(Source records)
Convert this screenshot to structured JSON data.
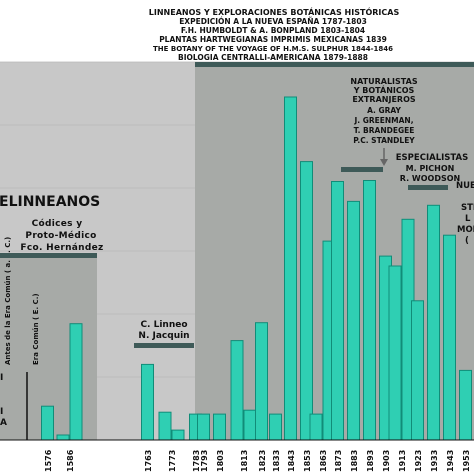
{
  "chart_data": {
    "type": "bar",
    "colors": {
      "bar": "#2fcfb3",
      "bar_stroke": "#118c78",
      "plot_background": "#c8c8c8",
      "era_band": "#a7aaa7",
      "section_bar": "#3e5a58",
      "text": "#111111"
    },
    "categories": [
      "1576",
      "1586",
      "1763",
      "1773",
      "1783",
      "1793",
      "1803",
      "1813",
      "1823",
      "1833",
      "1843",
      "1853",
      "1863",
      "1873",
      "1883",
      "1893",
      "1903",
      "1913",
      "1923",
      "1933",
      "1943",
      "1953"
    ],
    "categories_visible_with_partial_bars": [],
    "bar_groups": [
      {
        "label": "1576",
        "values": [
          34
        ]
      },
      {
        "label": "1586",
        "values": [
          5,
          117
        ]
      },
      {
        "label": "1763",
        "values": [
          76
        ]
      },
      {
        "label": "1773",
        "values": [
          28,
          10
        ]
      },
      {
        "label": "1783",
        "values": [
          26
        ]
      },
      {
        "label": "1793",
        "values": [
          26
        ]
      },
      {
        "label": "1803",
        "values": [
          26
        ]
      },
      {
        "label": "1813",
        "values": [
          100,
          30
        ]
      },
      {
        "label": "1823",
        "values": [
          118
        ]
      },
      {
        "label": "1833",
        "values": [
          26
        ]
      },
      {
        "label": "1843",
        "values": [
          345
        ]
      },
      {
        "label": "1853",
        "values": [
          280
        ]
      },
      {
        "label": "1863",
        "values": [
          26,
          200
        ]
      },
      {
        "label": "1873",
        "values": [
          260
        ]
      },
      {
        "label": "1883",
        "values": [
          240
        ]
      },
      {
        "label": "1893",
        "values": [
          261
        ]
      },
      {
        "label": "1903",
        "values": [
          185
        ]
      },
      {
        "label": "1913",
        "values": [
          175,
          222
        ]
      },
      {
        "label": "1923",
        "values": [
          140
        ]
      },
      {
        "label": "1933",
        "values": [
          236
        ]
      },
      {
        "label": "1943",
        "values": [
          206
        ]
      },
      {
        "label": "1953",
        "values": [
          70
        ]
      }
    ],
    "title": "",
    "xlabel": "",
    "ylabel": "",
    "grid": true,
    "era_labels": {
      "before": "Antes de la Era Común ( a. E. C.)",
      "after": "Era Común ( E. C.)"
    },
    "sections": {
      "prelinneanos": "ELINNEANOS",
      "codices": [
        "Códices y",
        "Proto-Médico",
        "Fco. Hernández"
      ],
      "linneo": [
        "C. Linneo",
        "N. Jacquin"
      ],
      "exploraciones": [
        "Linneanos y exploraciones botánicas históricas",
        "Expedición a la Nueva España 1787-1803",
        "F.H. Humboldt & A. Bonpland 1803-1804",
        "Plantas Hartwegianas imprimis Mexicanas 1839",
        "The Botany of the Voyage of H.M.S. Sulphur 1844-1846",
        "Biologia Centralli-Americana 1879-1888"
      ],
      "naturalistas": [
        "Naturalistas",
        "y botánicos",
        "extranjeros",
        "A. Gray",
        "J. Greenman,",
        "T. Brandegee",
        "P.C. Standley"
      ],
      "especialistas": [
        "Especialistas",
        "M. Pichon",
        "R. Woodson"
      ],
      "right_partial": [
        "Nuev",
        "Ste",
        "L",
        "Mor",
        "("
      ],
      "left_partial": [
        "I",
        "I",
        "A"
      ]
    }
  }
}
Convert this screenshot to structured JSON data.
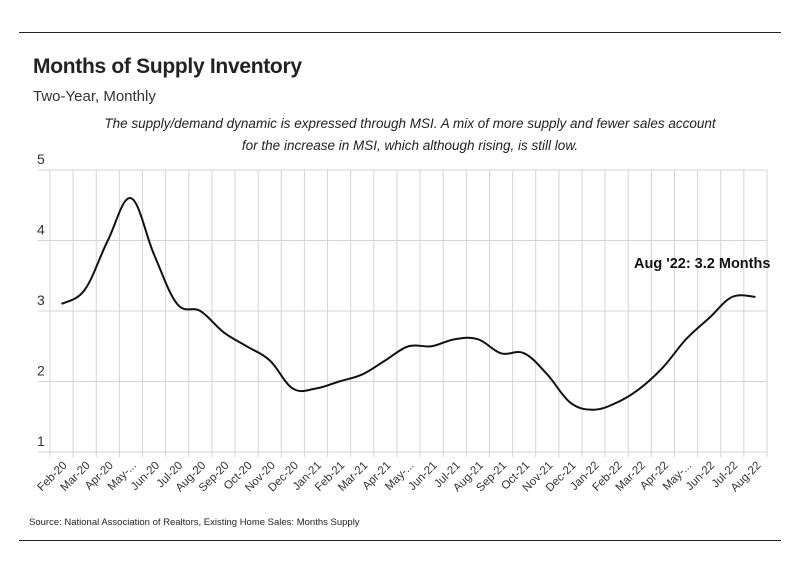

What you should do —
Omit every picture, and otherwise quote the entries exactly.

In response —
Convert this screenshot to structured JSON data.
{
  "chart_data": {
    "type": "bar",
    "colors": {
      "bar": "#2fcfb3",
      "bar_stroke": "#118c78",
      "plot_background": "#c8c8c8",
      "era_band": "#a7aaa7",
      "section_bar": "#3e5a58",
      "text": "#111111"
    },
    "categories": [
      "1576",
      "1586",
      "1763",
      "1773",
      "1783",
      "1793",
      "1803",
      "1813",
      "1823",
      "1833",
      "1843",
      "1853",
      "1863",
      "1873",
      "1883",
      "1893",
      "1903",
      "1913",
      "1923",
      "1933",
      "1943",
      "1953"
    ],
    "categories_visible_with_partial_bars": [],
    "bar_groups": [
      {
        "label": "1576",
        "values": [
          34
        ]
      },
      {
        "label": "1586",
        "values": [
          5,
          117
        ]
      },
      {
        "label": "1763",
        "values": [
          76
        ]
      },
      {
        "label": "1773",
        "values": [
          28,
          10
        ]
      },
      {
        "label": "1783",
        "values": [
          26
        ]
      },
      {
        "label": "1793",
        "values": [
          26
        ]
      },
      {
        "label": "1803",
        "values": [
          26
        ]
      },
      {
        "label": "1813",
        "values": [
          100,
          30
        ]
      },
      {
        "label": "1823",
        "values": [
          118
        ]
      },
      {
        "label": "1833",
        "values": [
          26
        ]
      },
      {
        "label": "1843",
        "values": [
          345
        ]
      },
      {
        "label": "1853",
        "values": [
          280
        ]
      },
      {
        "label": "1863",
        "values": [
          26,
          200
        ]
      },
      {
        "label": "1873",
        "values": [
          260
        ]
      },
      {
        "label": "1883",
        "values": [
          240
        ]
      },
      {
        "label": "1893",
        "values": [
          261
        ]
      },
      {
        "label": "1903",
        "values": [
          185
        ]
      },
      {
        "label": "1913",
        "values": [
          175,
          222
        ]
      },
      {
        "label": "1923",
        "values": [
          140
        ]
      },
      {
        "label": "1933",
        "values": [
          236
        ]
      },
      {
        "label": "1943",
        "values": [
          206
        ]
      },
      {
        "label": "1953",
        "values": [
          70
        ]
      }
    ],
    "title": "",
    "xlabel": "",
    "ylabel": "",
    "grid": true,
    "era_labels": {
      "before": "Antes de la Era Común ( a. E. C.)",
      "after": "Era Común ( E. C.)"
    },
    "sections": {
      "prelinneanos": "ELINNEANOS",
      "codices": [
        "Códices y",
        "Proto-Médico",
        "Fco. Hernández"
      ],
      "linneo": [
        "C. Linneo",
        "N. Jacquin"
      ],
      "exploraciones": [
        "Linneanos y exploraciones botánicas históricas",
        "Expedición a la Nueva España 1787-1803",
        "F.H. Humboldt & A. Bonpland 1803-1804",
        "Plantas Hartwegianas imprimis Mexicanas 1839",
        "The Botany of the Voyage of H.M.S. Sulphur 1844-1846",
        "Biologia Centralli-Americana 1879-1888"
      ],
      "naturalistas": [
        "Naturalistas",
        "y botánicos",
        "extranjeros",
        "A. Gray",
        "J. Greenman,",
        "T. Brandegee",
        "P.C. Standley"
      ],
      "especialistas": [
        "Especialistas",
        "M. Pichon",
        "R. Woodson"
      ],
      "right_partial": [
        "Nuev",
        "Ste",
        "L",
        "Mor",
        "("
      ],
      "left_partial": [
        "I",
        "I",
        "A"
      ]
    }
  }
}
Convert this screenshot to structured JSON data.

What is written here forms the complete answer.